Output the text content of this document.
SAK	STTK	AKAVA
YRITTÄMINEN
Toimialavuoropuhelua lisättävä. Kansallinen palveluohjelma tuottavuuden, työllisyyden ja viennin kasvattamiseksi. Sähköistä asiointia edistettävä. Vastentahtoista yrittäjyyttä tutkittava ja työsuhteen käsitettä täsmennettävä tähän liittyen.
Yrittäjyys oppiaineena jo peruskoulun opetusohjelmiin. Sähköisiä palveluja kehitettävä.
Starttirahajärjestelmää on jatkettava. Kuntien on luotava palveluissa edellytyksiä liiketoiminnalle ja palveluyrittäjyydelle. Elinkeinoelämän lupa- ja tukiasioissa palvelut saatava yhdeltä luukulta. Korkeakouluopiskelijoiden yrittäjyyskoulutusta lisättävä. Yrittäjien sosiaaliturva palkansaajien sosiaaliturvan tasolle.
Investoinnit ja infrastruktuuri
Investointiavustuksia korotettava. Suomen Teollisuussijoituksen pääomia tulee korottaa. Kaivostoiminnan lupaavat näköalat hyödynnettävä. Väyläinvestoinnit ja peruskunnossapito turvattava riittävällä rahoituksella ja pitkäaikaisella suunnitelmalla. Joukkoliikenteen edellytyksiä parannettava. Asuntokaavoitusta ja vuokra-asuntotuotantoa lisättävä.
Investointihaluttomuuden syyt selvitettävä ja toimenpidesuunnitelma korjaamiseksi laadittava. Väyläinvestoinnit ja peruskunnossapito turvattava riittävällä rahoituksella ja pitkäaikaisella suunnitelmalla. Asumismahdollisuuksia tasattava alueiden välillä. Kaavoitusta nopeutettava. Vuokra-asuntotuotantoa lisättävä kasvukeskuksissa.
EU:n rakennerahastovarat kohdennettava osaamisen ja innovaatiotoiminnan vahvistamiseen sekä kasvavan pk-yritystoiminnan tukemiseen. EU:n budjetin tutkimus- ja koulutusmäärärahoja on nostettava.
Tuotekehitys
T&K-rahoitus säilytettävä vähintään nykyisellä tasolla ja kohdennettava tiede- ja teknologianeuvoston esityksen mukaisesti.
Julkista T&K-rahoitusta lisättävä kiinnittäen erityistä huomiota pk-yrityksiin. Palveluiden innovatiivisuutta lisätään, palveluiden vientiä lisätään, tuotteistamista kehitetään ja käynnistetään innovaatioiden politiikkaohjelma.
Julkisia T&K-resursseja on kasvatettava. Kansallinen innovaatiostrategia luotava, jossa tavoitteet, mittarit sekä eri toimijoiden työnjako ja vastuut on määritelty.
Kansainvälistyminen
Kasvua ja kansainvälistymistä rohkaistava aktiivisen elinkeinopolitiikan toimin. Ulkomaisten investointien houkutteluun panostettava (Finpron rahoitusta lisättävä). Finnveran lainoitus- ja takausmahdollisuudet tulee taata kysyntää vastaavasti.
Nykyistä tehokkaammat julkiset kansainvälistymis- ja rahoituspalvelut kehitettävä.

(Work instructions)
Write all of the records out again exactly.

(Answer to the exercise)
Output the text content of this document.
SAK	STTK	AKAVA
YRITTÄMINEN
Toimialavuoropuhelua lisättävä. Kansallinen palveluohjelma tuottavuuden, työllisyyden ja viennin kasvattamiseksi. Sähköistä asiointia edistettävä. Vastentahtoista yrittäjyyttä tutkittava ja työsuhteen käsitettä täsmennettävä tähän liittyen.
Yrittäjyys oppiaineena jo peruskoulun opetusohjelmiin. Sähköisiä palveluja kehitettävä.
Starttirahajärjestelmää on jatkettava. Kuntien on luotava palveluissa edellytyksiä liiketoiminnalle ja palveluyrittäjyydelle. Elinkeinoelämän lupa- ja tukiasioissa palvelut saatava yhdeltä luukulta. Korkeakouluopiskelijoiden yrittäjyyskoulutusta lisättävä. Yrittäjien sosiaaliturva palkansaajien sosiaaliturvan tasolle.
Investoinnit ja infrastruktuuri
Investointiavustuksia korotettava. Suomen Teollisuussijoituksen pääomia tulee korottaa. Kaivostoiminnan lupaavat näköalat hyödynnettävä. Väyläinvestoinnit ja peruskunnossapito turvattava riittävällä rahoituksella ja pitkäaikaisella suunnitelmalla. Joukkoliikenteen edellytyksiä parannettava. Asuntokaavoitusta ja vuokra-asuntotuotantoa lisättävä.
Investointihaluttomuuden syyt selvitettävä ja toimenpidesuunnitelma korjaamiseksi laadittava. Väyläinvestoinnit ja peruskunnossapito turvattava riittävällä rahoituksella ja pitkäaikaisella suunnitelmalla. Asumismahdollisuuksia tasattava alueiden välillä. Kaavoitusta nopeutettava. Vuokra-asuntotuotantoa lisättävä kasvukeskuksissa.
EU:n rakennerahastovarat kohdennettava osaamisen ja innovaatiotoiminnan vahvistamiseen sekä kasvavan pk-yritystoiminnan tukemiseen. EU:n budjetin tutkimus- ja koulutusmäärärahoja on nostettava.
Tuotekehitys
T&K-rahoitus säilytettävä vähintään nykyisellä tasolla ja kohdennettava tiede- ja teknologianeuvoston esityksen mukaisesti.
Julkista T&K-rahoitusta lisättävä kiinnittäen erityistä huomiota pk-yrityksiin. Palveluiden innovatiivisuutta lisätään, palveluiden vientiä lisätään, tuotteistamista kehitetään ja käynnistetään innovaatioiden politiikkaohjelma.
Julkisia T&K-resursseja on kasvatettava. Kansallinen innovaatiostrategia luotava, jossa tavoitteet, mittarit sekä eri toimijoiden työnjako ja vastuut on määritelty.
Kansainvälistyminen
Kasvua ja kansainvälistymistä rohkaistava aktiivisen elinkeinopolitiikan toimin. Ulkomaisten investointien houkutteluun panostettava (Finpron rahoitusta lisättävä). Finnveran lainoitus- ja takausmahdollisuudet tulee taata kysyntää vastaavasti.
Nykyistä tehokkaammat julkiset kansainvälistymis- ja rahoituspalvelut kehitettävä.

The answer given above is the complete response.